Carl Grünberg (10 February 1861 – 2 February 1940) was a German Marxist philosopher of law and history.

Biography

Born in Focșani, Romania, into a Jewish-Bessarabia German family, Grünberg studied law in Strasbourg and worked as an advocate. Later he studied political economy in Vienna. Among his academic teachers were Gustav Schmoller in Strasbourg and Lorenz von Stein and Anton Menger in Vienna. In 1894, he became academic reader for political law and economy at the University of Vienna. Grünberg was one of the founders of Austromarxism. Among his students were Otto Bauer, Rudolf Hilferding and Karl Renner. 1912 he got the chair for history of economy at the university of Vienna.

--------------------------------------------------

# Parts of the exercise
1: For each statement about the Carl Grünberg passage, answer yes or no and quote the words that decide it: (a) Grünberg studied law in Vienna. (b) Otto Bauer was one of his students. (c) He became academic reader at the University of Vienna in 1912.
2: Using the Carl Grünberg passage, answer each question:
(a) In what year did Grünberg die?
(b) Which of his teachers taught in Strasbourg?
(c) What chair did he get in 1912?
3: Repeat the part of the Carl Grünberg passage that starts at "Born in Focșani, Romania, into" and ends at "of economy at the university of Vienna.".

Annotated element listings
--------------------------------------------------

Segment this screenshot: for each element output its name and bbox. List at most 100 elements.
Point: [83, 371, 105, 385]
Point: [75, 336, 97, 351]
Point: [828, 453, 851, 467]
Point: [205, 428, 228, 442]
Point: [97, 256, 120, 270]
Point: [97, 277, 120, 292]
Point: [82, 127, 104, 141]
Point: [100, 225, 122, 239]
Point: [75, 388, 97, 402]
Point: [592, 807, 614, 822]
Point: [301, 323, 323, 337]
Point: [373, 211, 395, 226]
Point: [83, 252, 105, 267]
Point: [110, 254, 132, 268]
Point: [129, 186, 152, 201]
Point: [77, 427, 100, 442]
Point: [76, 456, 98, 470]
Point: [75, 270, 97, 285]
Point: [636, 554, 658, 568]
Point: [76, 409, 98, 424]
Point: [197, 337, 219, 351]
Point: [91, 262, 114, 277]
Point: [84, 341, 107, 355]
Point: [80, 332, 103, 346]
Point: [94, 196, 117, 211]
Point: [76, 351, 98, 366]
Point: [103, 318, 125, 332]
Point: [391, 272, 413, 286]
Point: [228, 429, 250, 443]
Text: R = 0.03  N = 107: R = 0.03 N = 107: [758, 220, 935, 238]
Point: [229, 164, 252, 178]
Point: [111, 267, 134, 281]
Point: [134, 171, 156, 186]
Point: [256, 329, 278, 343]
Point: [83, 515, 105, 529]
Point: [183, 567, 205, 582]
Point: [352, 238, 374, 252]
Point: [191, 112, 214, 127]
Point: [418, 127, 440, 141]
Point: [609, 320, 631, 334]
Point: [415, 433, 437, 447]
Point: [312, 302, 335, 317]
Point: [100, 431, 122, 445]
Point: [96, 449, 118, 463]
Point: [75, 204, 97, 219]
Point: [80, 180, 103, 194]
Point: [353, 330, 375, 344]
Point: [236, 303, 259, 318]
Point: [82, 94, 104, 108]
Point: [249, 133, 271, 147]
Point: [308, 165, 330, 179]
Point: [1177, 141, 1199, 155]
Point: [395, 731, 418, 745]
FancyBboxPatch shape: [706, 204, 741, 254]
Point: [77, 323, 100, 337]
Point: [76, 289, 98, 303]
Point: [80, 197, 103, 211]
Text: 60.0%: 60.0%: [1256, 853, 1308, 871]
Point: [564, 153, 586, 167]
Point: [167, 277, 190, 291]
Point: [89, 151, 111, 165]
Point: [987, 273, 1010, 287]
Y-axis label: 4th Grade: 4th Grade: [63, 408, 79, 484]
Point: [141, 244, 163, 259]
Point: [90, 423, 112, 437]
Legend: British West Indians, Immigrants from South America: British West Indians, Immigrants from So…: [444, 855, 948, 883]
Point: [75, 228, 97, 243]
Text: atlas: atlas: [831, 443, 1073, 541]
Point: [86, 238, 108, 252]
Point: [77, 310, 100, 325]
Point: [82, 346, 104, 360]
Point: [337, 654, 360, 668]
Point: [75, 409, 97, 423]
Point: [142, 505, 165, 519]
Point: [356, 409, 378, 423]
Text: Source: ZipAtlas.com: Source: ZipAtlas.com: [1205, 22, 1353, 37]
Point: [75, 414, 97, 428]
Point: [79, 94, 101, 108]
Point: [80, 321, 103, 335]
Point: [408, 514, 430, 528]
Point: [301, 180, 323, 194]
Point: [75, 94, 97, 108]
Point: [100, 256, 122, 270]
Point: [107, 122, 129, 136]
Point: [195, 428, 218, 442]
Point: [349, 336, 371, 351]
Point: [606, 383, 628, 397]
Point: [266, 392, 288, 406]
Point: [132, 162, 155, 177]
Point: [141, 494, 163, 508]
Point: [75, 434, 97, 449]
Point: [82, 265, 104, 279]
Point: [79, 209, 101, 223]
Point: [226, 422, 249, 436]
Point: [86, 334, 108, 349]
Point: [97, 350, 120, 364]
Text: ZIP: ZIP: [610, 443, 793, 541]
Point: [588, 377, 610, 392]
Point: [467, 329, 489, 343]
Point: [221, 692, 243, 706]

--------------------------------------------------

# Outputs for the tasks
1:
(a) No: "Grünberg studied law in Strasbourg and worked as an advocate."
(b) Yes: "Among his students were Otto Bauer, Rudolf Hilferding and Karl Renner."
(c) No: "In 1894, he became academic reader for political law and economy at the University of Vienna."

2:
(a) 1940
(b) Gustav Schmoller
(c) The chair for history of economy at the University of Vienna

3:
Born in Focșani, Romania, into a Jewish-Bessarabia German family, Grünberg studied law in Strasbourg and worked as an advocate. Later he studied political economy in Vienna. Among his academic teachers were Gustav Schmoller in Strasbourg and Lorenz von Stein and Anton Menger in Vienna. In 1894, he became academic reader for political law and economy at the University of Vienna. Grünberg was one of the founders of Austromarxism. Among his students were Otto Bauer, Rudolf Hilferding and Karl Renner. 1912 he got the chair for history of economy at the university of Vienna.